(Work to do): Work through the listing below and count the lines that hold "Linear". Answer with the number alone.

— start of Exercise inputs —

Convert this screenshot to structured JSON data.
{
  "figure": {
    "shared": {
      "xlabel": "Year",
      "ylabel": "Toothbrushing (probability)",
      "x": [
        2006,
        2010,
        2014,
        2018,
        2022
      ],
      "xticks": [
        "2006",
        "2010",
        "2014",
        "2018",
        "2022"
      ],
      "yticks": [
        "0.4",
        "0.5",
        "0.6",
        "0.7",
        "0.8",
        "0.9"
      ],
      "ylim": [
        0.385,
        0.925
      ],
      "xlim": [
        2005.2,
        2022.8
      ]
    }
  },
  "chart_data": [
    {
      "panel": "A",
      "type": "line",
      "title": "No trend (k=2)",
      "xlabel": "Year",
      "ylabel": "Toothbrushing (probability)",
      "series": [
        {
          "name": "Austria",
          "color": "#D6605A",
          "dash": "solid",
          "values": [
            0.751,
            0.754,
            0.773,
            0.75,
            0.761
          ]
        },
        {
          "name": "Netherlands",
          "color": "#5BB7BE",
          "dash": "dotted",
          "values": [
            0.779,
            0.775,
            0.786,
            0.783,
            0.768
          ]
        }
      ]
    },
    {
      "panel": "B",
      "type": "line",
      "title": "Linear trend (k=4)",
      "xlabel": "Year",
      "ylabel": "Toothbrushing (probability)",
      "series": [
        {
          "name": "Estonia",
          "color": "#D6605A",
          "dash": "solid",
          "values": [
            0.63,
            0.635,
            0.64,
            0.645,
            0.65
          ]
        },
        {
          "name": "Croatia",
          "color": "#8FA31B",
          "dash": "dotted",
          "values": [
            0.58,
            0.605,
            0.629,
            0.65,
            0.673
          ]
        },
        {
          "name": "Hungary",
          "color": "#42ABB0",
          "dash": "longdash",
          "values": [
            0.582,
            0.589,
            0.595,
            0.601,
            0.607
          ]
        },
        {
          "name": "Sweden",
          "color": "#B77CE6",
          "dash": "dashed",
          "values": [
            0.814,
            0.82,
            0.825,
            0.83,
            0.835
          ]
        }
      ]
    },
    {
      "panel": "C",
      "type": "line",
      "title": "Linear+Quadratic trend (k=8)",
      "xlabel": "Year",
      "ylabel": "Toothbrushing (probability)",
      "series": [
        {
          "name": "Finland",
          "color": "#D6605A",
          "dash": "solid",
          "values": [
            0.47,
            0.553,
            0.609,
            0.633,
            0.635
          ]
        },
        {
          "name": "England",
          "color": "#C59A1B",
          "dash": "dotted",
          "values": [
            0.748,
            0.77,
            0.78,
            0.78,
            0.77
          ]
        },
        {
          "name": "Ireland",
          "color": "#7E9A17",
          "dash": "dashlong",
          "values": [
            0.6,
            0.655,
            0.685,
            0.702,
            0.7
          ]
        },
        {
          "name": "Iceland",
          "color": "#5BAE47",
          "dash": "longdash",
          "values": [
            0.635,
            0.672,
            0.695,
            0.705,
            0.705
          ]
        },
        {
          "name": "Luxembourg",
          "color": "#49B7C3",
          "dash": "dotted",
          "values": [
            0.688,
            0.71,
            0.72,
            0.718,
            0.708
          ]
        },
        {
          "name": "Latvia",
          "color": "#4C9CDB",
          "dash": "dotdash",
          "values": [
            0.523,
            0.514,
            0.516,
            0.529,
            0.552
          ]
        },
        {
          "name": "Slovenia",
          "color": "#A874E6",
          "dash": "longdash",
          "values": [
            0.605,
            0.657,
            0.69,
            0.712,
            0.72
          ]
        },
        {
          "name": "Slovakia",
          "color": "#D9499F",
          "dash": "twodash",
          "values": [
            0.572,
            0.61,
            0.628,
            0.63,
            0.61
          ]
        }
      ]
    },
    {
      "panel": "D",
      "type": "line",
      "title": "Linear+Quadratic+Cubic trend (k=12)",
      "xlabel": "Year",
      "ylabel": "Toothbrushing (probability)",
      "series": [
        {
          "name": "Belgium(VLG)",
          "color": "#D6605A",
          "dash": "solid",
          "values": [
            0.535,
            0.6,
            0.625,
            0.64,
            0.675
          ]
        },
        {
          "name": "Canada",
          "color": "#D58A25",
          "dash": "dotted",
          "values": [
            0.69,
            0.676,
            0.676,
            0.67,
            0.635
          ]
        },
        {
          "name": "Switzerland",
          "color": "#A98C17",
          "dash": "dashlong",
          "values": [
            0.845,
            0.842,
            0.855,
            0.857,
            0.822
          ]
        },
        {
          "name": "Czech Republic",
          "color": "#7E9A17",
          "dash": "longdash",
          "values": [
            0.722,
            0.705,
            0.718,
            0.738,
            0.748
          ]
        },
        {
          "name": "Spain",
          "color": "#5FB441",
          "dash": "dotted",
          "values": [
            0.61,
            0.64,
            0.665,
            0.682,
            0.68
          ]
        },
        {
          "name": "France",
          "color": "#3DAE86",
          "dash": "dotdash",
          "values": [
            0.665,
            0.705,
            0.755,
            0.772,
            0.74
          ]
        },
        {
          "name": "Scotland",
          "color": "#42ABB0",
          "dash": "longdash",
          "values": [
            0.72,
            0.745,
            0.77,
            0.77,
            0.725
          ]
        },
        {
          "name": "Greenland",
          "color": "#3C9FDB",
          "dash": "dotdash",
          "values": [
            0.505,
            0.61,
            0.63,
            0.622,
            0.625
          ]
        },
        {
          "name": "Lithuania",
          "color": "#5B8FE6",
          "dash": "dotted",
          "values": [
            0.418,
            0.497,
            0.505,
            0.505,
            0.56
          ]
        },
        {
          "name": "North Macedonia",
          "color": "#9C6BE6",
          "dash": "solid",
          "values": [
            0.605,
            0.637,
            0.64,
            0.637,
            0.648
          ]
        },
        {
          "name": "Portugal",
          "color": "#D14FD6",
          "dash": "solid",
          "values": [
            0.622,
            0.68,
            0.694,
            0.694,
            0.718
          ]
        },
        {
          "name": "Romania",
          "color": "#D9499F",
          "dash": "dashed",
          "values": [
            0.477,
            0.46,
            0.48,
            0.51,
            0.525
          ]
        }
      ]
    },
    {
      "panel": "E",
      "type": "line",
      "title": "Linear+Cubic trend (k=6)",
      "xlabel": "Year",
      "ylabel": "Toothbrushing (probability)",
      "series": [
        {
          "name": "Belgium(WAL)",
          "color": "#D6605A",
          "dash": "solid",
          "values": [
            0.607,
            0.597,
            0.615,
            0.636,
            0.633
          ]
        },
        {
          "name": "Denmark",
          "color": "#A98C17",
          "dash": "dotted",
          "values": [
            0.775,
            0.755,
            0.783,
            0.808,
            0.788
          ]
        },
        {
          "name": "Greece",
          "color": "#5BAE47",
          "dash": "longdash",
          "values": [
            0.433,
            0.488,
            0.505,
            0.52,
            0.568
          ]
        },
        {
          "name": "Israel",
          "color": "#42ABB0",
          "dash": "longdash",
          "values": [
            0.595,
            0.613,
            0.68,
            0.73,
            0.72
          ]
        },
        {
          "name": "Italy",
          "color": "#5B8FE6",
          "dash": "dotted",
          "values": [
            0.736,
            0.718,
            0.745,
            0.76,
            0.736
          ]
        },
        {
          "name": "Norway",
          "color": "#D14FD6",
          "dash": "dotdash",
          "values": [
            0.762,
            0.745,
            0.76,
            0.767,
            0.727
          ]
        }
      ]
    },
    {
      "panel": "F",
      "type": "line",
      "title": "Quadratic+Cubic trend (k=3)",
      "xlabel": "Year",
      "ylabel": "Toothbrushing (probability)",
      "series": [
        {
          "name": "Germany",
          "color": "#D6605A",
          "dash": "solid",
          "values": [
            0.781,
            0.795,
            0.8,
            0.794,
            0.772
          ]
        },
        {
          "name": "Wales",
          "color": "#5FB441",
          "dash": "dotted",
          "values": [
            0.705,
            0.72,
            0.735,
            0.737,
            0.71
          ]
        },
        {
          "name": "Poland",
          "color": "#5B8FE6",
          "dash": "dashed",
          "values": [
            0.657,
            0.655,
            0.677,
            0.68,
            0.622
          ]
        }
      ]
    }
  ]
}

— end of Exercise inputs —

(The solution): 4